Supplied records =>

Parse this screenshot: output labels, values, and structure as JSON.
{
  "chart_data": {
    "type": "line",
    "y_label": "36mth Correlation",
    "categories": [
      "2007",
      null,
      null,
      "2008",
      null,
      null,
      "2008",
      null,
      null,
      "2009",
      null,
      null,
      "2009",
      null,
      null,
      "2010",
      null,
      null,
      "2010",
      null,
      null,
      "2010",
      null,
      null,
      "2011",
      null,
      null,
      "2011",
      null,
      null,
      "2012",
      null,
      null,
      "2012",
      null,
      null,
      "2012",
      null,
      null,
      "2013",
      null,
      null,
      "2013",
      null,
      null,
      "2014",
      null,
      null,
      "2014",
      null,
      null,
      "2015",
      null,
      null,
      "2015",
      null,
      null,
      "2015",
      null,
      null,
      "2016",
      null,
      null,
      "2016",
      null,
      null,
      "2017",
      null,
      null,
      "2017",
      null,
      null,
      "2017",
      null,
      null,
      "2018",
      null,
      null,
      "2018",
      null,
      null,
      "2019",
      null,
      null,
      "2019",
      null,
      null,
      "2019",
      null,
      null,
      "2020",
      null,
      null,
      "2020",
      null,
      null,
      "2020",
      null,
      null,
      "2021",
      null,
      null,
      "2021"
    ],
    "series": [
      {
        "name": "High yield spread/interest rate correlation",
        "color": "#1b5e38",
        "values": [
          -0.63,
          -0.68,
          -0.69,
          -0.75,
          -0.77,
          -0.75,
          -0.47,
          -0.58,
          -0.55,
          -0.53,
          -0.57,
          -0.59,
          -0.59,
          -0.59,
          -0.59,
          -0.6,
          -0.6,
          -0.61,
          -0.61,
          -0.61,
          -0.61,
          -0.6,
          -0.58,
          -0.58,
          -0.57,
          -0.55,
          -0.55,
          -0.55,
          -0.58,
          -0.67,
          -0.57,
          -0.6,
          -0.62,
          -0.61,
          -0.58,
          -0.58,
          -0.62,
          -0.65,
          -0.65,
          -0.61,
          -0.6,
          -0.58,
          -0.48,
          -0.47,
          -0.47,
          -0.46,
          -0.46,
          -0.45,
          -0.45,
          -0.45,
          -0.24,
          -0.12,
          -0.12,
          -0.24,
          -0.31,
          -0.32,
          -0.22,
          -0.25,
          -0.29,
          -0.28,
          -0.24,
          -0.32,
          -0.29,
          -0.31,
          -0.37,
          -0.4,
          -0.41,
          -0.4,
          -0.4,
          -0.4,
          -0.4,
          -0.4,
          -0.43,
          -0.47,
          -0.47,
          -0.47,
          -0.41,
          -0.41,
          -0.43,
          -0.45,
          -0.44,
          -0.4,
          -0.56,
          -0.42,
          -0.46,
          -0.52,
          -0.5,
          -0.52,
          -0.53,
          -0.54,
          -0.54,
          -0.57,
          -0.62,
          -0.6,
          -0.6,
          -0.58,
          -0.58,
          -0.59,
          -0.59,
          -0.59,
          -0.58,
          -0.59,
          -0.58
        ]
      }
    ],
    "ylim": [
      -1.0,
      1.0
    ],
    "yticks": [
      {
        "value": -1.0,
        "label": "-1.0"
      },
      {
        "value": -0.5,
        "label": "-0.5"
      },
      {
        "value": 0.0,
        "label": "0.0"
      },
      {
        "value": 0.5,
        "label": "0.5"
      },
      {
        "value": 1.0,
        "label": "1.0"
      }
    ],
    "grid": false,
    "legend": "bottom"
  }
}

To be done => Pull out each record as written and restate it exactly.

Reply =>
Parse this screenshot: output labels, values, and structure as JSON.
{
  "chart_data": {
    "type": "line",
    "y_label": "36mth Correlation",
    "categories": [
      "2007",
      null,
      null,
      "2008",
      null,
      null,
      "2008",
      null,
      null,
      "2009",
      null,
      null,
      "2009",
      null,
      null,
      "2010",
      null,
      null,
      "2010",
      null,
      null,
      "2010",
      null,
      null,
      "2011",
      null,
      null,
      "2011",
      null,
      null,
      "2012",
      null,
      null,
      "2012",
      null,
      null,
      "2012",
      null,
      null,
      "2013",
      null,
      null,
      "2013",
      null,
      null,
      "2014",
      null,
      null,
      "2014",
      null,
      null,
      "2015",
      null,
      null,
      "2015",
      null,
      null,
      "2015",
      null,
      null,
      "2016",
      null,
      null,
      "2016",
      null,
      null,
      "2017",
      null,
      null,
      "2017",
      null,
      null,
      "2017",
      null,
      null,
      "2018",
      null,
      null,
      "2018",
      null,
      null,
      "2019",
      null,
      null,
      "2019",
      null,
      null,
      "2019",
      null,
      null,
      "2020",
      null,
      null,
      "2020",
      null,
      null,
      "2020",
      null,
      null,
      "2021",
      null,
      null,
      "2021"
    ],
    "series": [
      {
        "name": "High yield spread/interest rate correlation",
        "color": "#1b5e38",
        "values": [
          -0.63,
          -0.68,
          -0.69,
          -0.75,
          -0.77,
          -0.75,
          -0.47,
          -0.58,
          -0.55,
          -0.53,
          -0.57,
          -0.59,
          -0.59,
          -0.59,
          -0.59,
          -0.6,
          -0.6,
          -0.61,
          -0.61,
          -0.61,
          -0.61,
          -0.6,
          -0.58,
          -0.58,
          -0.57,
          -0.55,
          -0.55,
          -0.55,
          -0.58,
          -0.67,
          -0.57,
          -0.6,
          -0.62,
          -0.61,
          -0.58,
          -0.58,
          -0.62,
          -0.65,
          -0.65,
          -0.61,
          -0.6,
          -0.58,
          -0.48,
          -0.47,
          -0.47,
          -0.46,
          -0.46,
          -0.45,
          -0.45,
          -0.45,
          -0.24,
          -0.12,
          -0.12,
          -0.24,
          -0.31,
          -0.32,
          -0.22,
          -0.25,
          -0.29,
          -0.28,
          -0.24,
          -0.32,
          -0.29,
          -0.31,
          -0.37,
          -0.4,
          -0.41,
          -0.4,
          -0.4,
          -0.4,
          -0.4,
          -0.4,
          -0.43,
          -0.47,
          -0.47,
          -0.47,
          -0.41,
          -0.41,
          -0.43,
          -0.45,
          -0.44,
          -0.4,
          -0.56,
          -0.42,
          -0.46,
          -0.52,
          -0.5,
          -0.52,
          -0.53,
          -0.54,
          -0.54,
          -0.57,
          -0.62,
          -0.6,
          -0.6,
          -0.58,
          -0.58,
          -0.59,
          -0.59,
          -0.59,
          -0.58,
          -0.59,
          -0.58
        ]
      }
    ],
    "ylim": [
      -1.0,
      1.0
    ],
    "yticks": [
      {
        "value": -1.0,
        "label": "-1.0"
      },
      {
        "value": -0.5,
        "label": "-0.5"
      },
      {
        "value": 0.0,
        "label": "0.0"
      },
      {
        "value": 0.5,
        "label": "0.5"
      },
      {
        "value": 1.0,
        "label": "1.0"
      }
    ],
    "grid": false,
    "legend": "bottom"
  }
}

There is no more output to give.